==== Data supplied ====
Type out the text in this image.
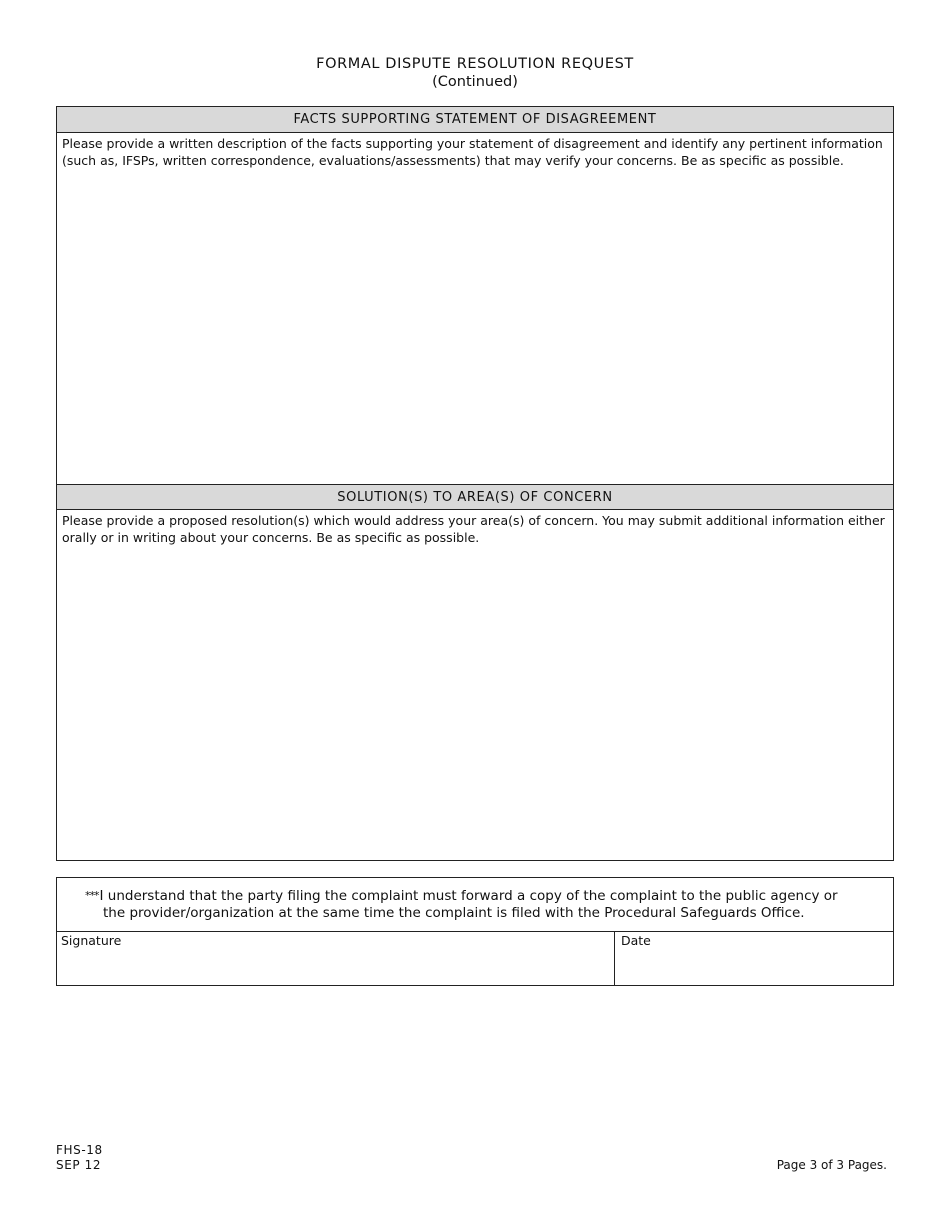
FORMAL DISPUTE RESOLUTION REQUEST
(Continued)
FACTS SUPPORTING STATEMENT OF DISAGREEMENT
Please provide a written description of the facts supporting your statement of disagreement and identify any pertinent information (such as, IFSPs, written correspondence, evaluations/assessments) that may verify your concerns. Be as specific as possible.
SOLUTION(S) TO AREA(S) OF CONCERN
Please provide a proposed resolution(s) which would address your area(s) of concern. You may submit additional information either orally or in writing about your concerns. Be as specific as possible.
***I understand that the party filing the complaint must forward a copy of the complaint to the public agency or
the provider/organization at the same time the complaint is filed with the Procedural Safeguards Office.
Signature	Date
FHS-18
SEP 12	Page 3 of 3 Pages.
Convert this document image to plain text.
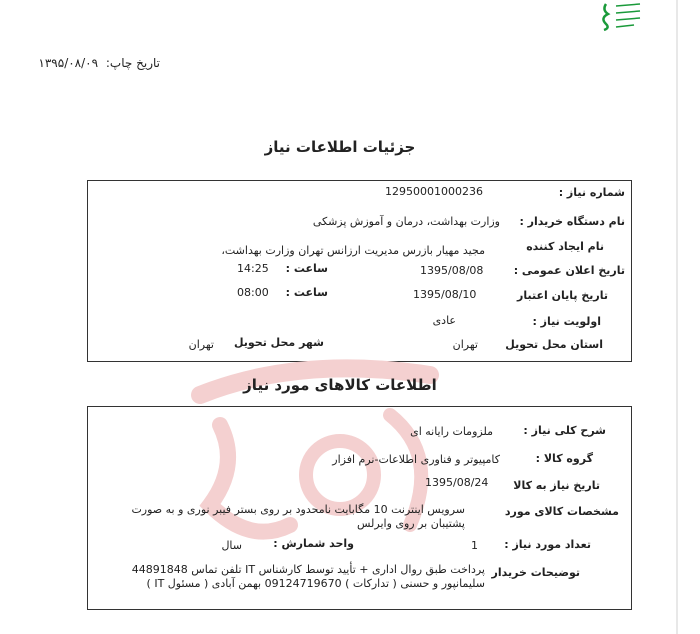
تاریخ چاپ: ۱۳۹۵/۰۸/۰۹
جزئیات اطلاعات نیاز
شماره نیاز :
12950001000236
نام دستگاه خریدار :
وزارت بهداشت، درمان و آموزش پزشکی
نام ایجاد کننده
مجید مهیار بازرس مدیریت ارزانس تهران وزارت بهداشت،
تاریخ اعلان عمومی :
1395/08/08
ساعت :
14:25
تاریخ پایان اعتبار
1395/08/10
ساعت :
08:00
اولویت نیاز :
عادی
استان محل تحویل
تهران
شهر محل تحویل
تهران
اطلاعات کالاهای مورد نیاز
شرح کلی نیاز :
ملزومات رایانه ای
گروه کالا :
کامپیوتر و فناوری اطلاعات-نرم افزار
تاریخ نیاز به کالا
1395/08/24
مشخصات کالای مورد
سرویس اینترنت 10 مگابایت نامحدود بر روی بستر فیبر نوری و به صورت
پشتیبان بر روی وایرلس
تعداد مورد نیاز :
1
واحد شمارش :
سال
توضیحات خریدار
پرداخت طبق روال اداری + تأیید توسط کارشناس IT تلفن تماس 44891848
سلیمانپور و حسنی ( تدارکات ) 09124719670 بهمن آبادی ( مسئول IT )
====
- Task directions: Select every line in the material above where the string "concerns" occurs, and copy it.

- Output of the task:
Please provide a written description of the facts supporting your statement of disagreement and identify any pertinent information (such as, IFSPs, written correspondence, evaluations/assessments) that may verify your concerns. Be as specific as possible.
Please provide a proposed resolution(s) which would address your area(s) of concern. You may submit additional information either orally or in writing about your concerns. Be as specific as possible.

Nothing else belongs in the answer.